= GIVEN EXERCISE =
From the entries below, gather every line containing the string "binding".

= TASK INPUT =

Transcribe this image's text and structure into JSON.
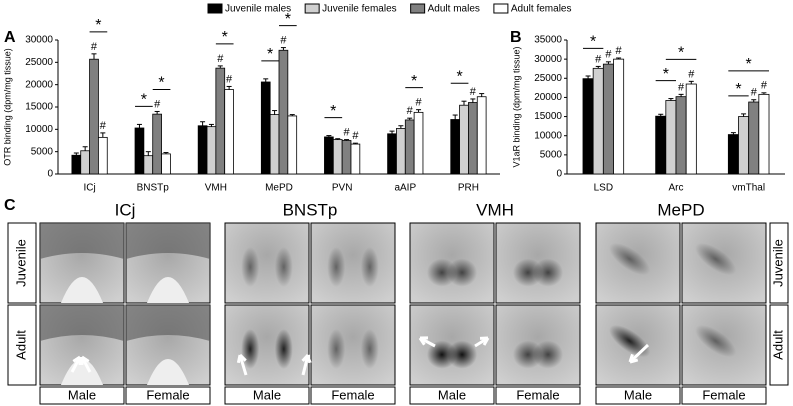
{
  "chart_data": [
    {
      "type": "bar",
      "panel": "A",
      "y_label": "OTR binding (dpm/mg tissue)",
      "categories": [
        "ICj",
        "BNSTp",
        "VMH",
        "MePD",
        "PVN",
        "aAIP",
        "PRH"
      ],
      "series": [
        {
          "name": "Juvenile males",
          "color": "#000000",
          "values": [
            4200,
            10300,
            10800,
            20600,
            8300,
            9000,
            12200
          ],
          "errors": [
            500,
            800,
            900,
            700,
            300,
            600,
            1000
          ]
        },
        {
          "name": "Juvenile females",
          "color": "#d0d0d0",
          "values": [
            5200,
            4100,
            10600,
            13300,
            7700,
            10200,
            15400
          ],
          "errors": [
            900,
            900,
            500,
            900,
            200,
            600,
            900
          ]
        },
        {
          "name": "Adult males",
          "color": "#808080",
          "values": [
            25700,
            13400,
            23700,
            27700,
            7500,
            12100,
            16000
          ],
          "errors": [
            1200,
            600,
            500,
            600,
            200,
            400,
            800
          ]
        },
        {
          "name": "Adult females",
          "color": "#ffffff",
          "values": [
            8200,
            4500,
            18900,
            13000,
            6700,
            13800,
            17300
          ],
          "errors": [
            1000,
            300,
            700,
            300,
            200,
            600,
            700
          ]
        }
      ],
      "ylim": [
        0,
        30000
      ],
      "yticks": [
        0,
        5000,
        10000,
        15000,
        20000,
        25000,
        30000
      ],
      "annotations": [
        {
          "text": "*",
          "category": 0,
          "from": 2,
          "to": 3
        },
        {
          "text": "#",
          "category": 0,
          "series": 2
        },
        {
          "text": "#",
          "category": 0,
          "series": 3
        },
        {
          "text": "*",
          "category": 1,
          "from": 0,
          "to": 1
        },
        {
          "text": "#",
          "category": 1,
          "series": 2
        },
        {
          "text": "*",
          "category": 1,
          "from": 2,
          "to": 3
        },
        {
          "text": "*",
          "category": 2,
          "from": 2,
          "to": 3
        },
        {
          "text": "#",
          "category": 2,
          "series": 2
        },
        {
          "text": "#",
          "category": 2,
          "series": 3
        },
        {
          "text": "*",
          "category": 3,
          "from": 0,
          "to": 1
        },
        {
          "text": "#",
          "category": 3,
          "series": 2
        },
        {
          "text": "*",
          "category": 3,
          "from": 2,
          "to": 3
        },
        {
          "text": "*",
          "category": 4,
          "from": 0,
          "to": 1
        },
        {
          "text": "#",
          "category": 4,
          "series": 2
        },
        {
          "text": "#",
          "category": 4,
          "series": 3
        },
        {
          "text": "*",
          "category": 5,
          "from": 2,
          "to": 3
        },
        {
          "text": "#",
          "category": 5,
          "series": 2
        },
        {
          "text": "#",
          "category": 5,
          "series": 3
        },
        {
          "text": "*",
          "category": 6,
          "from": 0,
          "to": 1
        },
        {
          "text": "#",
          "category": 6,
          "series": 2
        }
      ]
    },
    {
      "type": "bar",
      "panel": "B",
      "y_label": "V1aR binding (dpm/mg tissue)",
      "categories": [
        "LSD",
        "Arc",
        "vmThal"
      ],
      "series": [
        {
          "color": "#000000",
          "values": [
            24900,
            15100,
            10300
          ],
          "errors": [
            700,
            500,
            500
          ]
        },
        {
          "color": "#d0d0d0",
          "values": [
            27600,
            19200,
            15000
          ],
          "errors": [
            500,
            500,
            700
          ]
        },
        {
          "color": "#808080",
          "values": [
            28700,
            20200,
            18800
          ],
          "errors": [
            600,
            600,
            600
          ]
        },
        {
          "color": "#ffffff",
          "values": [
            30000,
            23500,
            20800
          ],
          "errors": [
            300,
            700,
            400
          ]
        }
      ],
      "ylim": [
        0,
        35000
      ],
      "yticks": [
        0,
        5000,
        10000,
        15000,
        20000,
        25000,
        30000,
        35000
      ],
      "annotations": [
        {
          "text": "*",
          "category": 0,
          "from": 0,
          "to": 1
        },
        {
          "text": "#",
          "category": 0,
          "series": 1
        },
        {
          "text": "#",
          "category": 0,
          "series": 2
        },
        {
          "text": "#",
          "category": 0,
          "series": 3
        },
        {
          "text": "*",
          "category": 1,
          "from": 0,
          "to": 1
        },
        {
          "text": "#",
          "category": 1,
          "series": 2
        },
        {
          "text": "#",
          "category": 1,
          "series": 3
        },
        {
          "text": "*",
          "category": 1,
          "from": 1,
          "to": 3
        },
        {
          "text": "*",
          "category": 2,
          "from": 0,
          "to": 1
        },
        {
          "text": "#",
          "category": 2,
          "series": 2
        },
        {
          "text": "#",
          "category": 2,
          "series": 3
        },
        {
          "text": "*",
          "category": 2,
          "from": 0,
          "to": 3
        }
      ]
    }
  ],
  "panel_c": {
    "label": "C",
    "regions": [
      "ICj",
      "BNSTp",
      "VMH",
      "MePD"
    ],
    "rows": [
      "Juvenile",
      "Adult"
    ],
    "columns": [
      "Male",
      "Female"
    ]
  }
}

= THE RESULT =
      "y_label": "OTR binding (dpm/mg tissue)",
      "y_label": "V1aR binding (dpm/mg tissue)",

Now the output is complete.